+++ SOURCE MATERIAL +++

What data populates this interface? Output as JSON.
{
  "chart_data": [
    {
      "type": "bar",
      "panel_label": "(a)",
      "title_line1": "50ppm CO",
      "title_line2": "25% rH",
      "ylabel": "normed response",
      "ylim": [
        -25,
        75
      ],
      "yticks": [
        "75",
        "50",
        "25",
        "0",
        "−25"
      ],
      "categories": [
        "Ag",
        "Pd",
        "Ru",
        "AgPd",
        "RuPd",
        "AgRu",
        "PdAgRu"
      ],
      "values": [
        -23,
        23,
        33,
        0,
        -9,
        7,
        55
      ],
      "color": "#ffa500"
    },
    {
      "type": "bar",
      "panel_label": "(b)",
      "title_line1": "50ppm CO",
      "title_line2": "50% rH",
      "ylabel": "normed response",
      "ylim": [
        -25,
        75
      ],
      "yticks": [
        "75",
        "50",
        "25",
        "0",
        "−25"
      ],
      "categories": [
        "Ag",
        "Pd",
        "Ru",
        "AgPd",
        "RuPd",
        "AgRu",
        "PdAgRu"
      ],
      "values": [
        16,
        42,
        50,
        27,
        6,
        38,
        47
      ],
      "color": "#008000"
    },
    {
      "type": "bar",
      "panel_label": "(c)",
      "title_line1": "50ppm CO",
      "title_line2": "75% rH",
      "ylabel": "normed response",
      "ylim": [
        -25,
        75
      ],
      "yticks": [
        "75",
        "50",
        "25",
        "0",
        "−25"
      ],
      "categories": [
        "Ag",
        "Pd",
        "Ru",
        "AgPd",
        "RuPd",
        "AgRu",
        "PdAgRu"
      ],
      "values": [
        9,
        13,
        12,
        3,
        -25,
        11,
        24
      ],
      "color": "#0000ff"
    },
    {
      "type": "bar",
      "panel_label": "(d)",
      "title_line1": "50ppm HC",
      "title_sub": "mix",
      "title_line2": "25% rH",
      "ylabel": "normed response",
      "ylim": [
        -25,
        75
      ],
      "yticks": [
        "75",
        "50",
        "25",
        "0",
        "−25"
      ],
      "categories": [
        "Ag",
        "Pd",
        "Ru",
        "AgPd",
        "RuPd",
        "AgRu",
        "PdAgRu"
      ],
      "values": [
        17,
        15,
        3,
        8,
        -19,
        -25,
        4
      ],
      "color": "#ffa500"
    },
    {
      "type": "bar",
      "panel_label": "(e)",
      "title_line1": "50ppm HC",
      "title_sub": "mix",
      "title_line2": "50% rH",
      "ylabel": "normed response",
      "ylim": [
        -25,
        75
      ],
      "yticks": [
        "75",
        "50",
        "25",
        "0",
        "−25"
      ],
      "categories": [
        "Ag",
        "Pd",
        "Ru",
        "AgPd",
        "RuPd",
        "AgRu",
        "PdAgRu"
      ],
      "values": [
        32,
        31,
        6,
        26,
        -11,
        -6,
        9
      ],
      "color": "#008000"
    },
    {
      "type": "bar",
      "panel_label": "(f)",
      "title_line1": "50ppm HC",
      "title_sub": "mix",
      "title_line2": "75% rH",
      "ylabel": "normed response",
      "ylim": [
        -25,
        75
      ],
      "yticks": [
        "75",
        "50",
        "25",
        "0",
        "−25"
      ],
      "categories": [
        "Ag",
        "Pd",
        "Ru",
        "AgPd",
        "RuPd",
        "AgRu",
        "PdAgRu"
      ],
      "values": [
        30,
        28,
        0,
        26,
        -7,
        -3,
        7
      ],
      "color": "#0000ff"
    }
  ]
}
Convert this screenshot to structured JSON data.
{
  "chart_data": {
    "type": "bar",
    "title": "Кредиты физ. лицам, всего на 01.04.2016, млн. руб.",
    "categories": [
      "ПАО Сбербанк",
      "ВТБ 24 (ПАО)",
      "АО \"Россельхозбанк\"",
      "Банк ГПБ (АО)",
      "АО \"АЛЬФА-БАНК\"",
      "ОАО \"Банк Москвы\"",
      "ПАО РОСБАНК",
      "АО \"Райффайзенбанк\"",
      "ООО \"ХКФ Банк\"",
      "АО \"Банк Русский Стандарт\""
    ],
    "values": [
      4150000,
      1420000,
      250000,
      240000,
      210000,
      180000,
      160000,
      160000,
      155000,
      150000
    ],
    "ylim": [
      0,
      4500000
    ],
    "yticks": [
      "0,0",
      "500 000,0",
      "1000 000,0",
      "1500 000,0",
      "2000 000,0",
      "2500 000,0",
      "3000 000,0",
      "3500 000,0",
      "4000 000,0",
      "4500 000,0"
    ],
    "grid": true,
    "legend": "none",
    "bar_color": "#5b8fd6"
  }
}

+++

> TASK: Extract every record and return it verbatim.

> WRITTEN ANSWER:
What data populates this interface? Output as JSON.
{
  "chart_data": [
    {
      "type": "bar",
      "panel_label": "(a)",
      "title_line1": "50ppm CO",
      "title_line2": "25% rH",
      "ylabel": "normed response",
      "ylim": [
        -25,
        75
      ],
      "yticks": [
        "75",
        "50",
        "25",
        "0",
        "−25"
      ],
      "categories": [
        "Ag",
        "Pd",
        "Ru",
        "AgPd",
        "RuPd",
        "AgRu",
        "PdAgRu"
      ],
      "values": [
        -23,
        23,
        33,
        0,
        -9,
        7,
        55
      ],
      "color": "#ffa500"
    },
    {
      "type": "bar",
      "panel_label": "(b)",
      "title_line1": "50ppm CO",
      "title_line2": "50% rH",
      "ylabel": "normed response",
      "ylim": [
        -25,
        75
      ],
      "yticks": [
        "75",
        "50",
        "25",
        "0",
        "−25"
      ],
      "categories": [
        "Ag",
        "Pd",
        "Ru",
        "AgPd",
        "RuPd",
        "AgRu",
        "PdAgRu"
      ],
      "values": [
        16,
        42,
        50,
        27,
        6,
        38,
        47
      ],
      "color": "#008000"
    },
    {
      "type": "bar",
      "panel_label": "(c)",
      "title_line1": "50ppm CO",
      "title_line2": "75% rH",
      "ylabel": "normed response",
      "ylim": [
        -25,
        75
      ],
      "yticks": [
        "75",
        "50",
        "25",
        "0",
        "−25"
      ],
      "categories": [
        "Ag",
        "Pd",
        "Ru",
        "AgPd",
        "RuPd",
        "AgRu",
        "PdAgRu"
      ],
      "values": [
        9,
        13,
        12,
        3,
        -25,
        11,
        24
      ],
      "color": "#0000ff"
    },
    {
      "type": "bar",
      "panel_label": "(d)",
      "title_line1": "50ppm HC",
      "title_sub": "mix",
      "title_line2": "25% rH",
      "ylabel": "normed response",
      "ylim": [
        -25,
        75
      ],
      "yticks": [
        "75",
        "50",
        "25",
        "0",
        "−25"
      ],
      "categories": [
        "Ag",
        "Pd",
        "Ru",
        "AgPd",
        "RuPd",
        "AgRu",
        "PdAgRu"
      ],
      "values": [
        17,
        15,
        3,
        8,
        -19,
        -25,
        4
      ],
      "color": "#ffa500"
    },
    {
      "type": "bar",
      "panel_label": "(e)",
      "title_line1": "50ppm HC",
      "title_sub": "mix",
      "title_line2": "50% rH",
      "ylabel": "normed response",
      "ylim": [
        -25,
        75
      ],
      "yticks": [
        "75",
        "50",
        "25",
        "0",
        "−25"
      ],
      "categories": [
        "Ag",
        "Pd",
        "Ru",
        "AgPd",
        "RuPd",
        "AgRu",
        "PdAgRu"
      ],
      "values": [
        32,
        31,
        6,
        26,
        -11,
        -6,
        9
      ],
      "color": "#008000"
    },
    {
      "type": "bar",
      "panel_label": "(f)",
      "title_line1": "50ppm HC",
      "title_sub": "mix",
      "title_line2": "75% rH",
      "ylabel": "normed response",
      "ylim": [
        -25,
        75
      ],
      "yticks": [
        "75",
        "50",
        "25",
        "0",
        "−25"
      ],
      "categories": [
        "Ag",
        "Pd",
        "Ru",
        "AgPd",
        "RuPd",
        "AgRu",
        "PdAgRu"
      ],
      "values": [
        30,
        28,
        0,
        26,
        -7,
        -3,
        7
      ],
      "color": "#0000ff"
    }
  ]
}
Convert this screenshot to structured JSON data.
{
  "chart_data": {
    "type": "bar",
    "title": "Кредиты физ. лицам, всего на 01.04.2016, млн. руб.",
    "categories": [
      "ПАО Сбербанк",
      "ВТБ 24 (ПАО)",
      "АО \"Россельхозбанк\"",
      "Банк ГПБ (АО)",
      "АО \"АЛЬФА-БАНК\"",
      "ОАО \"Банк Москвы\"",
      "ПАО РОСБАНК",
      "АО \"Райффайзенбанк\"",
      "ООО \"ХКФ Банк\"",
      "АО \"Банк Русский Стандарт\""
    ],
    "values": [
      4150000,
      1420000,
      250000,
      240000,
      210000,
      180000,
      160000,
      160000,
      155000,
      150000
    ],
    "ylim": [
      0,
      4500000
    ],
    "yticks": [
      "0,0",
      "500 000,0",
      "1000 000,0",
      "1500 000,0",
      "2000 000,0",
      "2500 000,0",
      "3000 000,0",
      "3500 000,0",
      "4000 000,0",
      "4500 000,0"
    ],
    "grid": true,
    "legend": "none",
    "bar_color": "#5b8fd6"
  }
}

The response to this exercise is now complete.